> _Work to be completed_
Locate the line that contains "Parse this screenshot: output". Print it and each following line through the end of the listing, verbatim, and nothing more.

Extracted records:
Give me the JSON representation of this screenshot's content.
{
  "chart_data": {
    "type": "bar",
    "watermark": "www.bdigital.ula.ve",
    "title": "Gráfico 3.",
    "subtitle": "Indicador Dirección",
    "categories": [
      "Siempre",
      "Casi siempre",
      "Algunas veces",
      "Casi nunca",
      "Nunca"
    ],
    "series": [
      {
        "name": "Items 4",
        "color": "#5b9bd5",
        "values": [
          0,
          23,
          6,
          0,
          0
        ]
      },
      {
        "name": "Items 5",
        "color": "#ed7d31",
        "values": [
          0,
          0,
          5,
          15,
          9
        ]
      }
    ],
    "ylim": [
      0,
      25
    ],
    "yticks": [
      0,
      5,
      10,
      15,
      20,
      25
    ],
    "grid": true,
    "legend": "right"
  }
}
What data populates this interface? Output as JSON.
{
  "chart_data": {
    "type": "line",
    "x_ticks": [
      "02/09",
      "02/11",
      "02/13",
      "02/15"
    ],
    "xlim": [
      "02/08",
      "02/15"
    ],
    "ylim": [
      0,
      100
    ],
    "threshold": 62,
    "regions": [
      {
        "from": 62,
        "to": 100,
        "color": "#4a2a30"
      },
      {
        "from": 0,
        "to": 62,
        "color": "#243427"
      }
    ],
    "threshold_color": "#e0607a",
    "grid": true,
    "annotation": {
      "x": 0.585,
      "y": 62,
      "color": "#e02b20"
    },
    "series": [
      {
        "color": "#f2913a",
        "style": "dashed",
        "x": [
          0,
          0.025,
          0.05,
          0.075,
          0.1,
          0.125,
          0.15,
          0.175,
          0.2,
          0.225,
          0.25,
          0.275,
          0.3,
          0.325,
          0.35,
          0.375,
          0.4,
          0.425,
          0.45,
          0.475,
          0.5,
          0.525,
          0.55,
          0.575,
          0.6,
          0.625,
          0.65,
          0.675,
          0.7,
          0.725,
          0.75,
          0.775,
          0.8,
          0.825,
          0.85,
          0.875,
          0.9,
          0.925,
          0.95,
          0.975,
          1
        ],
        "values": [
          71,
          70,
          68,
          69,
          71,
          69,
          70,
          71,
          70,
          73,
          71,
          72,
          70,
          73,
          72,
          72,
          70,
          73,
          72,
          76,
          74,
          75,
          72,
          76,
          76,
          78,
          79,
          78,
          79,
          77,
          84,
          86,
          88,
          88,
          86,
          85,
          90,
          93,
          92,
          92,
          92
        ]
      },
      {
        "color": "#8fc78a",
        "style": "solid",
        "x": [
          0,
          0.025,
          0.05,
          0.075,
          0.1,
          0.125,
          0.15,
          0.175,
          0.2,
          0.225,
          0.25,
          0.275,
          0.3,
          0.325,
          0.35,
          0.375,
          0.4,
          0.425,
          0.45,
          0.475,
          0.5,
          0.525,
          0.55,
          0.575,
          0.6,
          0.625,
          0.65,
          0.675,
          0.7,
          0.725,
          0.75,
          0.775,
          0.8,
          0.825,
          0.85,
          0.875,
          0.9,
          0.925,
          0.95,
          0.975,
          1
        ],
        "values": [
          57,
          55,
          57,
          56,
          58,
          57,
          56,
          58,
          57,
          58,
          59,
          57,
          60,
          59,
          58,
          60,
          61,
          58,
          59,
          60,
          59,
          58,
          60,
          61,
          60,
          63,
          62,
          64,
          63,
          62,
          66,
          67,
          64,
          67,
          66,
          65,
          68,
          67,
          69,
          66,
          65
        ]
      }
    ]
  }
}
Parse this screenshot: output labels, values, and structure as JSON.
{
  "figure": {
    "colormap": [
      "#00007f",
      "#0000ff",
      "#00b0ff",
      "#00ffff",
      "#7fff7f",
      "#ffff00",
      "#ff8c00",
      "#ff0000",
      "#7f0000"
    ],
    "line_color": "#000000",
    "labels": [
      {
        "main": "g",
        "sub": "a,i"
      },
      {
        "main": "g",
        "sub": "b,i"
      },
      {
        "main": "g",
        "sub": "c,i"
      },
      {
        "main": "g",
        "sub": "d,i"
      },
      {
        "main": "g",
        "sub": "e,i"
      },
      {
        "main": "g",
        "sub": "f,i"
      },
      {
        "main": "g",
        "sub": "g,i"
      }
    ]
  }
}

> _Task response_
Parse this screenshot: output labels, values, and structure as JSON.
{
  "figure": {
    "colormap": [
      "#00007f",
      "#0000ff",
      "#00b0ff",
      "#00ffff",
      "#7fff7f",
      "#ffff00",
      "#ff8c00",
      "#ff0000",
      "#7f0000"
    ],
    "line_color": "#000000",
    "labels": [
      {
        "main": "g",
        "sub": "a,i"
      },
      {
        "main": "g",
        "sub": "b,i"
      },
      {
        "main": "g",
        "sub": "c,i"
      },
      {
        "main": "g",
        "sub": "d,i"
      },
      {
        "main": "g",
        "sub": "e,i"
      },
      {
        "main": "g",
        "sub": "f,i"
      },
      {
        "main": "g",
        "sub": "g,i"
      }
    ]
  }
}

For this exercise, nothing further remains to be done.